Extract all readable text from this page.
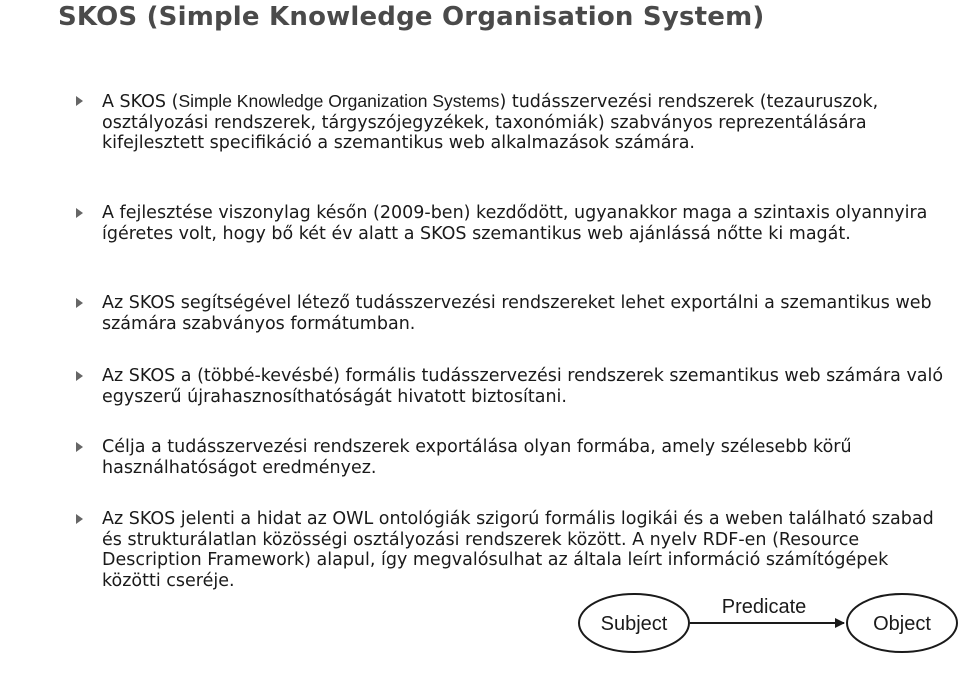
SKOS (Simple Knowledge Organisation System)
A SKOS (Simple Knowledge Organization Systems) tudásszervezési rendszerek (tezauruszok, osztályozási rendszerek, tárgyszójegyzékek, taxonómiák) szabványos reprezentálására kifejlesztett specifikáció a szemantikus web alkalmazások számára.
A fejlesztése viszonylag későn (2009-ben) kezdődött, ugyanakkor maga a szintaxis olyannyira ígéretes volt, hogy bő két év alatt a SKOS szemantikus web ajánlássá nőtte ki magát.
Az SKOS segítségével létező tudásszervezési rendszereket lehet exportálni a szemantikus web számára szabványos formátumban.
Az SKOS a (többé-kevésbé) formális tudásszervezési rendszerek szemantikus web számára való egyszerű újrahasznosíthatóságát hivatott biztosítani.
Célja a tudásszervezési rendszerek exportálása olyan formába, amely szélesebb körű használhatóságot eredményez.
Az SKOS jelenti a hidat az OWL ontológiák szigorú formális logikái és a weben található szabad és strukturálatlan közösségi osztályozási rendszerek között. A nyelv RDF-en (Resource Description Framework) alapul, így megvalósulhat az általa leírt információ számítógépek közötti cseréje.
Subject
Predicate
Object
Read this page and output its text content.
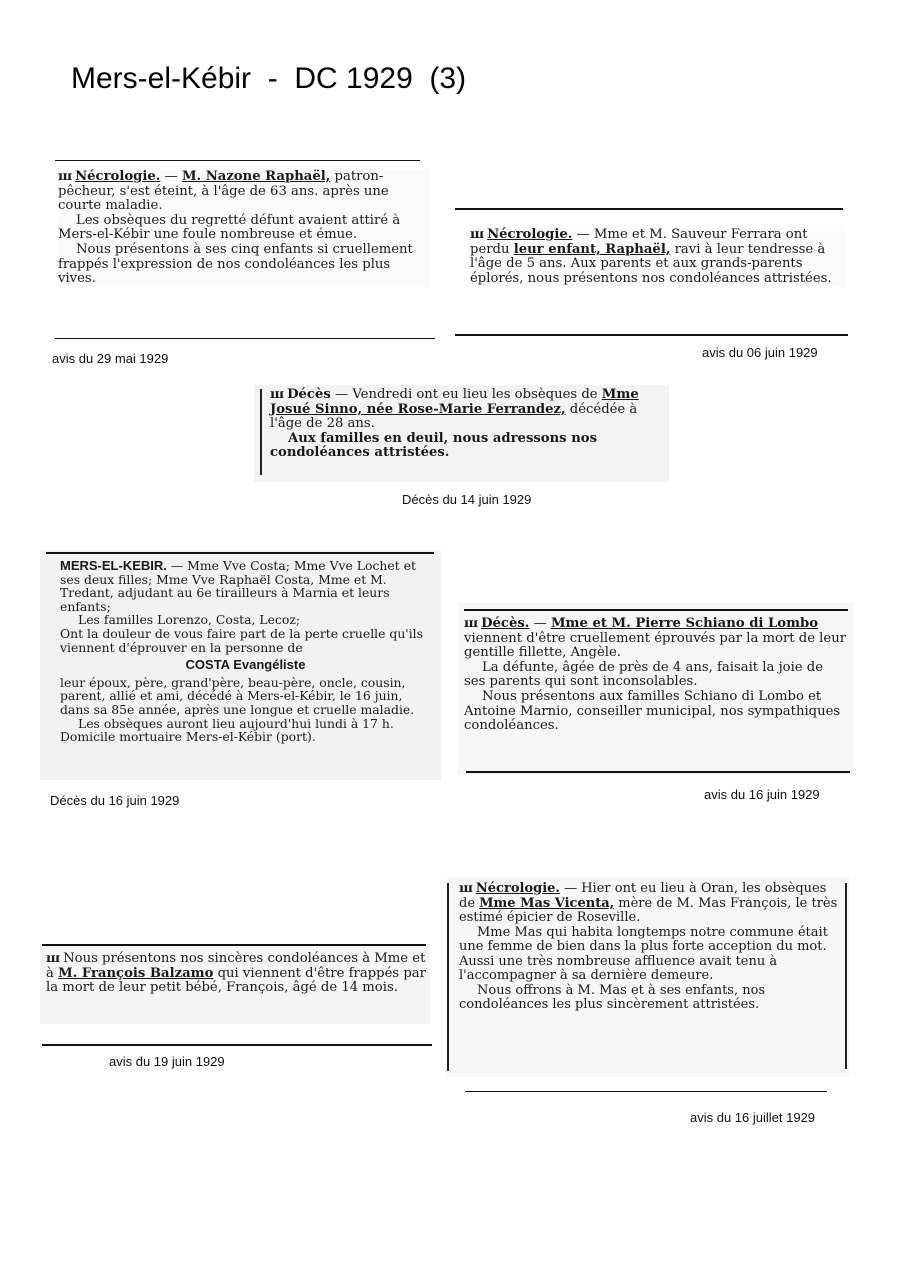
Mers-el-Kébir  -  DC 1929  (3)

ꟺ Nécrologie. — M. Nazone Raphaël, patron-pêcheur, s'est éteint, à l'âge de 63 ans. après une courte maladie.

Les obsèques du regretté défunt avaient attiré à Mers-el-Kébir une foule nombreuse et émue.

Nous présentons à ses cinq enfants si cruellement frappés l'expression de nos condoléances les plus vives.

avis du 29 mai 1929

ꟺ Nécrologie. — Mme et M. Sauveur Ferrara ont perdu leur enfant, Raphaël, ravi à leur tendresse à l'âge de 5 ans. Aux parents et aux grands-parents éplorés, nous présentons nos condoléances attristées.

avis du 06 juin 1929

ꟺ Décès — Vendredi ont eu lieu les obsèques de Mme Josué Sinno, née Rose-Marie Ferrandez, décédée à l'âge de 28 ans.

Aux familles en deuil, nous adressons nos condoléances attristées.

Décès du 14 juin 1929

MERS-EL-KEBIR. — Mme Vve Costa; Mme Vve Lochet et ses deux filles; Mme Vve Raphaël Costa, Mme et M. Tredant, adjudant au 6e tirailleurs à Marnia et leurs enfants;

Les familles Lorenzo, Costa, Lecoz;

Ont la douleur de vous faire part de la perte cruelle qu'ils viennent d'éprouver en la personne de

COSTA Evangéliste

leur époux, père, grand'père, beau-père, oncle, cousin, parent, allié et ami, décédé à Mers-el-Kébir, le 16 juin, dans sa 85e année, après une longue et cruelle maladie.

Les obsèques auront lieu aujourd'hui lundi à 17 h.

Domicile mortuaire Mers-el-Kébir (port).

Décès du 16 juin 1929

ꟺ Décès. — Mme et M. Pierre Schiano di Lombo viennent d'être cruellement éprouvés par la mort de leur gentille fillette, Angèle.

La défunte, âgée de près de 4 ans, faisait la joie de ses parents qui sont inconsolables.

Nous présentons aux familles Schiano di Lombo et Antoine Marnio, conseiller municipal, nos sympathiques condoléances.

avis du 16 juin 1929

ꟺ Nous présentons nos sincères condoléances à Mme et à M. François Balzamo qui viennent d'être frappés par la mort de leur petit bébé, François, âgé de 14 mois.

avis du 19 juin 1929

ꟺ Nécrologie. — Hier ont eu lieu à Oran, les obsèques de Mme Mas Vicenta, mère de M. Mas François, le très estimé épicier de Roseville.

Mme Mas qui habita longtemps notre commune était une femme de bien dans la plus forte acception du mot. Aussi une très nombreuse affluence avait tenu à l'accompagner à sa dernière demeure.

Nous offrons à M. Mas et à ses enfants, nos condoléances les plus sincèrement attristées.

avis du 16 juillet 1929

(GIVEN INSTRUCTION):
Copy the listing over exactly, skipping the pictures it holds.

(SOLUTION FOR THIS EXERCISE):
Extract all readable text from this page.
SKOS (Simple Knowledge Organisation System)
A SKOS (Simple Knowledge Organization Systems) tudásszervezési rendszerek (tezauruszok, osztályozási rendszerek, tárgyszójegyzékek, taxonómiák) szabványos reprezentálására kifejlesztett specifikáció a szemantikus web alkalmazások számára.
A fejlesztése viszonylag későn (2009-ben) kezdődött, ugyanakkor maga a szintaxis olyannyira ígéretes volt, hogy bő két év alatt a SKOS szemantikus web ajánlássá nőtte ki magát.
Az SKOS segítségével létező tudásszervezési rendszereket lehet exportálni a szemantikus web számára szabványos formátumban.
Az SKOS a (többé-kevésbé) formális tudásszervezési rendszerek szemantikus web számára való egyszerű újrahasznosíthatóságát hivatott biztosítani.
Célja a tudásszervezési rendszerek exportálása olyan formába, amely szélesebb körű használhatóságot eredményez.
Az SKOS jelenti a hidat az OWL ontológiák szigorú formális logikái és a weben található szabad és strukturálatlan közösségi osztályozási rendszerek között. A nyelv RDF-en (Resource Description Framework) alapul, így megvalósulhat az általa leírt információ számítógépek közötti cseréje.
Subject
Predicate
Object
Read this page and output its text content.
Mers-el-Kébir  -  DC 1929  (3)

ꟺ Nécrologie. — M. Nazone Raphaël, patron-pêcheur, s'est éteint, à l'âge de 63 ans. après une courte maladie.

Les obsèques du regretté défunt avaient attiré à Mers-el-Kébir une foule nombreuse et émue.

Nous présentons à ses cinq enfants si cruellement frappés l'expression de nos condoléances les plus vives.

avis du 29 mai 1929

ꟺ Nécrologie. — Mme et M. Sauveur Ferrara ont perdu leur enfant, Raphaël, ravi à leur tendresse à l'âge de 5 ans. Aux parents et aux grands-parents éplorés, nous présentons nos condoléances attristées.

avis du 06 juin 1929

ꟺ Décès — Vendredi ont eu lieu les obsèques de Mme Josué Sinno, née Rose-Marie Ferrandez, décédée à l'âge de 28 ans.

Aux familles en deuil, nous adressons nos condoléances attristées.

Décès du 14 juin 1929

MERS-EL-KEBIR. — Mme Vve Costa; Mme Vve Lochet et ses deux filles; Mme Vve Raphaël Costa, Mme et M. Tredant, adjudant au 6e tirailleurs à Marnia et leurs enfants;

Les familles Lorenzo, Costa, Lecoz;

Ont la douleur de vous faire part de la perte cruelle qu'ils viennent d'éprouver en la personne de

COSTA Evangéliste

leur époux, père, grand'père, beau-père, oncle, cousin, parent, allié et ami, décédé à Mers-el-Kébir, le 16 juin, dans sa 85e année, après une longue et cruelle maladie.

Les obsèques auront lieu aujourd'hui lundi à 17 h.

Domicile mortuaire Mers-el-Kébir (port).

Décès du 16 juin 1929

ꟺ Décès. — Mme et M. Pierre Schiano di Lombo viennent d'être cruellement éprouvés par la mort de leur gentille fillette, Angèle.

La défunte, âgée de près de 4 ans, faisait la joie de ses parents qui sont inconsolables.

Nous présentons aux familles Schiano di Lombo et Antoine Marnio, conseiller municipal, nos sympathiques condoléances.

avis du 16 juin 1929

ꟺ Nous présentons nos sincères condoléances à Mme et à M. François Balzamo qui viennent d'être frappés par la mort de leur petit bébé, François, âgé de 14 mois.

avis du 19 juin 1929

ꟺ Nécrologie. — Hier ont eu lieu à Oran, les obsèques de Mme Mas Vicenta, mère de M. Mas François, le très estimé épicier de Roseville.

Mme Mas qui habita longtemps notre commune était une femme de bien dans la plus forte acception du mot. Aussi une très nombreuse affluence avait tenu à l'accompagner à sa dernière demeure.

Nous offrons à M. Mas et à ses enfants, nos condoléances les plus sincèrement attristées.

avis du 16 juillet 1929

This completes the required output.